◆ YOUR GOAL ◆
Below are some entries. Output each one exactly as it appears.

◆ LISTED RECORDS ◆
====

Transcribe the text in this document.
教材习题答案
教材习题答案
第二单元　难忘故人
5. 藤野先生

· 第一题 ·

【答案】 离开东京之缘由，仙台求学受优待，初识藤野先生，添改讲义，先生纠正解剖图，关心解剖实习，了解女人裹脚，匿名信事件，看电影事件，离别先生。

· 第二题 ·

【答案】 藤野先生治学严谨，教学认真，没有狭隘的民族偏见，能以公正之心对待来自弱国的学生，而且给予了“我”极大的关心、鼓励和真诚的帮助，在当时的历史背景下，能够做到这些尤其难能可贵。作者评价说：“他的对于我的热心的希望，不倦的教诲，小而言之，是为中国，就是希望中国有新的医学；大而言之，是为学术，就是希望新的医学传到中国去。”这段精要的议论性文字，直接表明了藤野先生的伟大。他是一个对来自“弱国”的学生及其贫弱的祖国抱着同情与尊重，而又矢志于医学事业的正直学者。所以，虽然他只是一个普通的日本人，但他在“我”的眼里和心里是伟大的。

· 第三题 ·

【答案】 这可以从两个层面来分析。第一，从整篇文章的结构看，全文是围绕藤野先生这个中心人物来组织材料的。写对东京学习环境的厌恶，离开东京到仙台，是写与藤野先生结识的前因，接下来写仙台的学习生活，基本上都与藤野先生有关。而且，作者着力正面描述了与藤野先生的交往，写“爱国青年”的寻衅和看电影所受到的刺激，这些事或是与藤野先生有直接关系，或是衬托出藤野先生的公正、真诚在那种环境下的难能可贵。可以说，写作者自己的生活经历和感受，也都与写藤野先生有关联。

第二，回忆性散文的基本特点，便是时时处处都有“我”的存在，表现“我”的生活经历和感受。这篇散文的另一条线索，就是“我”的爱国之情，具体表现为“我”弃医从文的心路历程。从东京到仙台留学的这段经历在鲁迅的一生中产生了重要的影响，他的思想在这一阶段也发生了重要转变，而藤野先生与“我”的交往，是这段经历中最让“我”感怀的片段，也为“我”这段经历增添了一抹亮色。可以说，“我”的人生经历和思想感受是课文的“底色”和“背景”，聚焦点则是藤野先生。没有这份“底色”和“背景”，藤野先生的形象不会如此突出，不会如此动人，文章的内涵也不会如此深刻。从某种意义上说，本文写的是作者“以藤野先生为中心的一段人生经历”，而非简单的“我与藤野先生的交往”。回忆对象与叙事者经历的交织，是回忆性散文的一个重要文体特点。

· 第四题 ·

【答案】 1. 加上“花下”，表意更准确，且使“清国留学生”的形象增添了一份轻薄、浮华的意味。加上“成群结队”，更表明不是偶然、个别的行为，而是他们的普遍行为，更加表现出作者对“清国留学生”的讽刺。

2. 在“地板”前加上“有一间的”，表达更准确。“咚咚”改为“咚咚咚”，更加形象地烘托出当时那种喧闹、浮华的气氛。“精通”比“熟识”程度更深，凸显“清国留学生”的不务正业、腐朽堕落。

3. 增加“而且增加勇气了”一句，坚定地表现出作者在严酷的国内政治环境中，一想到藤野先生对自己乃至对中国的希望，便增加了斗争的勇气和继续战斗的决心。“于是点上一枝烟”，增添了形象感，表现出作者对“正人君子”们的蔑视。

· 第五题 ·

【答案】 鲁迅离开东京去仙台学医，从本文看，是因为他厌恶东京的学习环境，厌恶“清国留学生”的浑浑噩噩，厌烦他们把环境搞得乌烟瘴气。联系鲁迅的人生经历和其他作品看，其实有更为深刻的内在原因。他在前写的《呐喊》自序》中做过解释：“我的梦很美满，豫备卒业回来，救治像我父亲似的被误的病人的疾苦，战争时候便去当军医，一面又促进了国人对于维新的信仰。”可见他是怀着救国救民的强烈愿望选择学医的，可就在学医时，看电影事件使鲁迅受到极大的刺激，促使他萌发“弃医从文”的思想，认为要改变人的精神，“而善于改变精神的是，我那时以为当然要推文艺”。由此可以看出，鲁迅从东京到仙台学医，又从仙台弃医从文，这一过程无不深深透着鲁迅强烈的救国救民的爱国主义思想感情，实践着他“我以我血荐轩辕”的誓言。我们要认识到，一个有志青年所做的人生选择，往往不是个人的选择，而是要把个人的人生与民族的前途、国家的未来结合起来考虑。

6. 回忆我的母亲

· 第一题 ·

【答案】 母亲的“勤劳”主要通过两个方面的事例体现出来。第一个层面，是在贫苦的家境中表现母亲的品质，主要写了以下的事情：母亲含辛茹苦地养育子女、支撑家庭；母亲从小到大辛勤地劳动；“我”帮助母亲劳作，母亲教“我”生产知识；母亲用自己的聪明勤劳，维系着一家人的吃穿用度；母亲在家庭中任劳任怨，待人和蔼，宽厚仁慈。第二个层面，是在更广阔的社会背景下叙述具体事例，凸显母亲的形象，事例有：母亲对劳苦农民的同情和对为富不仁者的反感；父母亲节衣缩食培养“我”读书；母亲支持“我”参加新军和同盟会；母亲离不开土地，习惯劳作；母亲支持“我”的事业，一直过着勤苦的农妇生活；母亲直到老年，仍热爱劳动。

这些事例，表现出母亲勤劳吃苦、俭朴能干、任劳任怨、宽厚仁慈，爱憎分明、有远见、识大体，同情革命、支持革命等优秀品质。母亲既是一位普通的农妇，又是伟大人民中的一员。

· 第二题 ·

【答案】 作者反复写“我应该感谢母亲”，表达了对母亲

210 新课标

====

◆ RIGHT ANSWER ◆
Transcribe the text in this document.
教材习题答案
教材习题答案
第二单元　难忘故人
5. 藤野先生

· 第一题 ·

【答案】 离开东京之缘由，仙台求学受优待，初识藤野先生，添改讲义，先生纠正解剖图，关心解剖实习，了解女人裹脚，匿名信事件，看电影事件，离别先生。

· 第二题 ·

【答案】 藤野先生治学严谨，教学认真，没有狭隘的民族偏见，能以公正之心对待来自弱国的学生，而且给予了“我”极大的关心、鼓励和真诚的帮助，在当时的历史背景下，能够做到这些尤其难能可贵。作者评价说：“他的对于我的热心的希望，不倦的教诲，小而言之，是为中国，就是希望中国有新的医学；大而言之，是为学术，就是希望新的医学传到中国去。”这段精要的议论性文字，直接表明了藤野先生的伟大。他是一个对来自“弱国”的学生及其贫弱的祖国抱着同情与尊重，而又矢志于医学事业的正直学者。所以，虽然他只是一个普通的日本人，但他在“我”的眼里和心里是伟大的。

· 第三题 ·

【答案】 这可以从两个层面来分析。第一，从整篇文章的结构看，全文是围绕藤野先生这个中心人物来组织材料的。写对东京学习环境的厌恶，离开东京到仙台，是写与藤野先生结识的前因，接下来写仙台的学习生活，基本上都与藤野先生有关。而且，作者着力正面描述了与藤野先生的交往，写“爱国青年”的寻衅和看电影所受到的刺激，这些事或是与藤野先生有直接关系，或是衬托出藤野先生的公正、真诚在那种环境下的难能可贵。可以说，写作者自己的生活经历和感受，也都与写藤野先生有关联。

第二，回忆性散文的基本特点，便是时时处处都有“我”的存在，表现“我”的生活经历和感受。这篇散文的另一条线索，就是“我”的爱国之情，具体表现为“我”弃医从文的心路历程。从东京到仙台留学的这段经历在鲁迅的一生中产生了重要的影响，他的思想在这一阶段也发生了重要转变，而藤野先生与“我”的交往，是这段经历中最让“我”感怀的片段，也为“我”这段经历增添了一抹亮色。可以说，“我”的人生经历和思想感受是课文的“底色”和“背景”，聚焦点则是藤野先生。没有这份“底色”和“背景”，藤野先生的形象不会如此突出，不会如此动人，文章的内涵也不会如此深刻。从某种意义上说，本文写的是作者“以藤野先生为中心的一段人生经历”，而非简单的“我与藤野先生的交往”。回忆对象与叙事者经历的交织，是回忆性散文的一个重要文体特点。

· 第四题 ·

【答案】 1. 加上“花下”，表意更准确，且使“清国留学生”的形象增添了一份轻薄、浮华的意味。加上“成群结队”，更表明不是偶然、个别的行为，而是他们的普遍行为，更加表现出作者对“清国留学生”的讽刺。

2. 在“地板”前加上“有一间的”，表达更准确。“咚咚”改为“咚咚咚”，更加形象地烘托出当时那种喧闹、浮华的气氛。“精通”比“熟识”程度更深，凸显“清国留学生”的不务正业、腐朽堕落。

3. 增加“而且增加勇气了”一句，坚定地表现出作者在严酷的国内政治环境中，一想到藤野先生对自己乃至对中国的希望，便增加了斗争的勇气和继续战斗的决心。“于是点上一枝烟”，增添了形象感，表现出作者对“正人君子”们的蔑视。

· 第五题 ·

【答案】 鲁迅离开东京去仙台学医，从本文看，是因为他厌恶东京的学习环境，厌恶“清国留学生”的浑浑噩噩，厌烦他们把环境搞得乌烟瘴气。联系鲁迅的人生经历和其他作品看，其实有更为深刻的内在原因。他在前写的《呐喊》自序》中做过解释：“我的梦很美满，豫备卒业回来，救治像我父亲似的被误的病人的疾苦，战争时候便去当军医，一面又促进了国人对于维新的信仰。”可见他是怀着救国救民的强烈愿望选择学医的，可就在学医时，看电影事件使鲁迅受到极大的刺激，促使他萌发“弃医从文”的思想，认为要改变人的精神，“而善于改变精神的是，我那时以为当然要推文艺”。由此可以看出，鲁迅从东京到仙台学医，又从仙台弃医从文，这一过程无不深深透着鲁迅强烈的救国救民的爱国主义思想感情，实践着他“我以我血荐轩辕”的誓言。我们要认识到，一个有志青年所做的人生选择，往往不是个人的选择，而是要把个人的人生与民族的前途、国家的未来结合起来考虑。

6. 回忆我的母亲

· 第一题 ·

【答案】 母亲的“勤劳”主要通过两个方面的事例体现出来。第一个层面，是在贫苦的家境中表现母亲的品质，主要写了以下的事情：母亲含辛茹苦地养育子女、支撑家庭；母亲从小到大辛勤地劳动；“我”帮助母亲劳作，母亲教“我”生产知识；母亲用自己的聪明勤劳，维系着一家人的吃穿用度；母亲在家庭中任劳任怨，待人和蔼，宽厚仁慈。第二个层面，是在更广阔的社会背景下叙述具体事例，凸显母亲的形象，事例有：母亲对劳苦农民的同情和对为富不仁者的反感；父母亲节衣缩食培养“我”读书；母亲支持“我”参加新军和同盟会；母亲离不开土地，习惯劳作；母亲支持“我”的事业，一直过着勤苦的农妇生活；母亲直到老年，仍热爱劳动。

这些事例，表现出母亲勤劳吃苦、俭朴能干、任劳任怨、宽厚仁慈，爱憎分明、有远见、识大体，同情革命、支持革命等优秀品质。母亲既是一位普通的农妇，又是伟大人民中的一员。

· 第二题 ·

【答案】 作者反复写“我应该感谢母亲”，表达了对母亲

210 新课标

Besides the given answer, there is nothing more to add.